[Collected data entries]
○ ○ ○
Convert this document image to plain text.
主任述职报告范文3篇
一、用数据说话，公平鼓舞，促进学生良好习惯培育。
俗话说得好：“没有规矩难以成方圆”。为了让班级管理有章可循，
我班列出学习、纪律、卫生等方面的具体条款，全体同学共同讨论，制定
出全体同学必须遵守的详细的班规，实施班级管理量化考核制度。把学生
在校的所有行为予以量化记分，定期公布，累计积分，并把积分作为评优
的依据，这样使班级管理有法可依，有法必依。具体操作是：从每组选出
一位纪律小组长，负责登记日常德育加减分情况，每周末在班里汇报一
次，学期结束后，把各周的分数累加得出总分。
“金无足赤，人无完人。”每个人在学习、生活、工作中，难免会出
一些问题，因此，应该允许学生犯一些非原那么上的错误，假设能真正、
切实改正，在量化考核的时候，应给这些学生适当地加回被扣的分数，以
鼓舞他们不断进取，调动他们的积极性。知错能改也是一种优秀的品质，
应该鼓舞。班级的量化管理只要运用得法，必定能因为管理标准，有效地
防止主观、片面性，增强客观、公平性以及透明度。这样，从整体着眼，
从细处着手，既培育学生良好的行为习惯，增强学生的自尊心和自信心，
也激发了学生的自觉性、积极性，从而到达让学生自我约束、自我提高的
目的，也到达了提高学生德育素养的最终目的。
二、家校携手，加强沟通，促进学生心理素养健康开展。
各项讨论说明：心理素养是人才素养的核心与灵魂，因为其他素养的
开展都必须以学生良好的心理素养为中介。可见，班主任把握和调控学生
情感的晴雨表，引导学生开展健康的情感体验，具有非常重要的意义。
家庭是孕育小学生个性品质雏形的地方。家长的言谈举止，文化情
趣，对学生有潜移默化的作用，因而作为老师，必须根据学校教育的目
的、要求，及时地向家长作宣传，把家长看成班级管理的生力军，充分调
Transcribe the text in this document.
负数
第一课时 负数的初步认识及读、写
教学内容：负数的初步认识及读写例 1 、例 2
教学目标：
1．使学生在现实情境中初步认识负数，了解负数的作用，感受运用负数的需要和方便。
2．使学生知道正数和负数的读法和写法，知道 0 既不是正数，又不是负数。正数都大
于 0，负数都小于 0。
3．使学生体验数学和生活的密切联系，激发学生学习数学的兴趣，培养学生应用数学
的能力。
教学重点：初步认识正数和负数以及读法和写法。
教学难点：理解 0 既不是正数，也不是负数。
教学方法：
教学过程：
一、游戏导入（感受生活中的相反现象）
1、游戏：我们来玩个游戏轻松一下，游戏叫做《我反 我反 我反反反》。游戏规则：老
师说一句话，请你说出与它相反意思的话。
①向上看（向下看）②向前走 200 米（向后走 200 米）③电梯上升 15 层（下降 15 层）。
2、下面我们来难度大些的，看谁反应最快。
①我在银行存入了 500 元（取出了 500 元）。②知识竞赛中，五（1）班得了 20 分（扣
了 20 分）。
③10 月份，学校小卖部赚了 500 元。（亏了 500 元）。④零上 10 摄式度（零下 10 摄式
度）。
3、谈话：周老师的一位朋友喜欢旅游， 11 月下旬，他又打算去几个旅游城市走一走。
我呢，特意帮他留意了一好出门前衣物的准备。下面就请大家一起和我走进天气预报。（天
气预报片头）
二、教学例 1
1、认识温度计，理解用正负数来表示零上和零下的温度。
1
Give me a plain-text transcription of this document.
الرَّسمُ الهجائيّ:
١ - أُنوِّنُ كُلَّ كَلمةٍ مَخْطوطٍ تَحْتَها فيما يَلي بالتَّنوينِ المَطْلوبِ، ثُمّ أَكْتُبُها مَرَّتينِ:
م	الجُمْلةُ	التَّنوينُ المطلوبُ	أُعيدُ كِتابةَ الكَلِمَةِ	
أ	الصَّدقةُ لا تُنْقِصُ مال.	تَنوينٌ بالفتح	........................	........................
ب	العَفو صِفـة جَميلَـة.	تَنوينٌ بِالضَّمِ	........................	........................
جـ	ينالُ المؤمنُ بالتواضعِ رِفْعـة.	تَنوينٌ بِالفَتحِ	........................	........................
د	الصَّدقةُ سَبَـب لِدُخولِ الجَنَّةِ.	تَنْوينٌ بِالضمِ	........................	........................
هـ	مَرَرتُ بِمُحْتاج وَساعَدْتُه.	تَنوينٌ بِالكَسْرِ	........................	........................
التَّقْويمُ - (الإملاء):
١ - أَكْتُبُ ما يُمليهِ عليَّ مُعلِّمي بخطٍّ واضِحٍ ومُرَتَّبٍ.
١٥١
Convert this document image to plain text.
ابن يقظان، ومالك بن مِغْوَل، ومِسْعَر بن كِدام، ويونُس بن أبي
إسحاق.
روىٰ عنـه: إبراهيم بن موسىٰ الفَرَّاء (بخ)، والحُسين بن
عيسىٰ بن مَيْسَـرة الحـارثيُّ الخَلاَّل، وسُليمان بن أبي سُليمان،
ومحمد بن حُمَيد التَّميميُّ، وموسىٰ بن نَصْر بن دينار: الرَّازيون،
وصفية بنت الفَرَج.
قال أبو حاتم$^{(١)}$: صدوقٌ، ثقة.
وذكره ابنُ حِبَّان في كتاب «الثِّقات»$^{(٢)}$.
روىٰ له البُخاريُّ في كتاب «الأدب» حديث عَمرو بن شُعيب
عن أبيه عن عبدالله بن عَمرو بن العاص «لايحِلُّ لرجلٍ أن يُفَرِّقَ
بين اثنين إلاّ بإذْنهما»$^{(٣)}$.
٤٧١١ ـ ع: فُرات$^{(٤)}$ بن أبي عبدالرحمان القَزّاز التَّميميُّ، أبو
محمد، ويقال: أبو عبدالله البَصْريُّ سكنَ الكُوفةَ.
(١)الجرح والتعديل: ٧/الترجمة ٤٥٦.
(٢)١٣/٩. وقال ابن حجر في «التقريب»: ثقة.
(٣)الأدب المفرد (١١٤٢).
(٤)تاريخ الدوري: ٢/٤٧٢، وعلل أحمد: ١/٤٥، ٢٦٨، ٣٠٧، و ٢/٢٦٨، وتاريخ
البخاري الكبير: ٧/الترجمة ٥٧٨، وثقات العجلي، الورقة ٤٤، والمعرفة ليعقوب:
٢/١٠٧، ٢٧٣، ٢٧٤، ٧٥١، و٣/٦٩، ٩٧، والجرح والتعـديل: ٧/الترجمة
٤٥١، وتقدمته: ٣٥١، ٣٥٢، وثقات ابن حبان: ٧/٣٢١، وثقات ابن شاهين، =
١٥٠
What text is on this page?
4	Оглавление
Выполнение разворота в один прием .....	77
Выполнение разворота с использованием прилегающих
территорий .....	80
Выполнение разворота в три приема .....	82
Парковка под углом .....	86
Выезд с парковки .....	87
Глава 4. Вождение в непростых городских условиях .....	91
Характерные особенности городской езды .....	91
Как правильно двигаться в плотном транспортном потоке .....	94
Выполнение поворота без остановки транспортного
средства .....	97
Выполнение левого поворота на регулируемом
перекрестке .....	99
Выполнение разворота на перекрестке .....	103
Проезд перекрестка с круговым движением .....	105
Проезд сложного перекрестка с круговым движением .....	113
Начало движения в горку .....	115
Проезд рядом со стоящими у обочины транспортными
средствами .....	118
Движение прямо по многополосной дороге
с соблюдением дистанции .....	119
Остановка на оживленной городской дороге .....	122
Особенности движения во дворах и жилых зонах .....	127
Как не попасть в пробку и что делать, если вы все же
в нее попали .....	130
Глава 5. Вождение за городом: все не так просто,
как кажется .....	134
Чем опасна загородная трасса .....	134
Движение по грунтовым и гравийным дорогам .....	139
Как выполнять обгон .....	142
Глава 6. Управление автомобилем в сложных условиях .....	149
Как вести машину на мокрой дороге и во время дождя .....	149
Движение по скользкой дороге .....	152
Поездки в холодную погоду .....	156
○ ○ ○
GIVEN EXERCISE> Give only a number: how many lines of the data hold the string "Проезд"?

EXERCISE RESULT> 3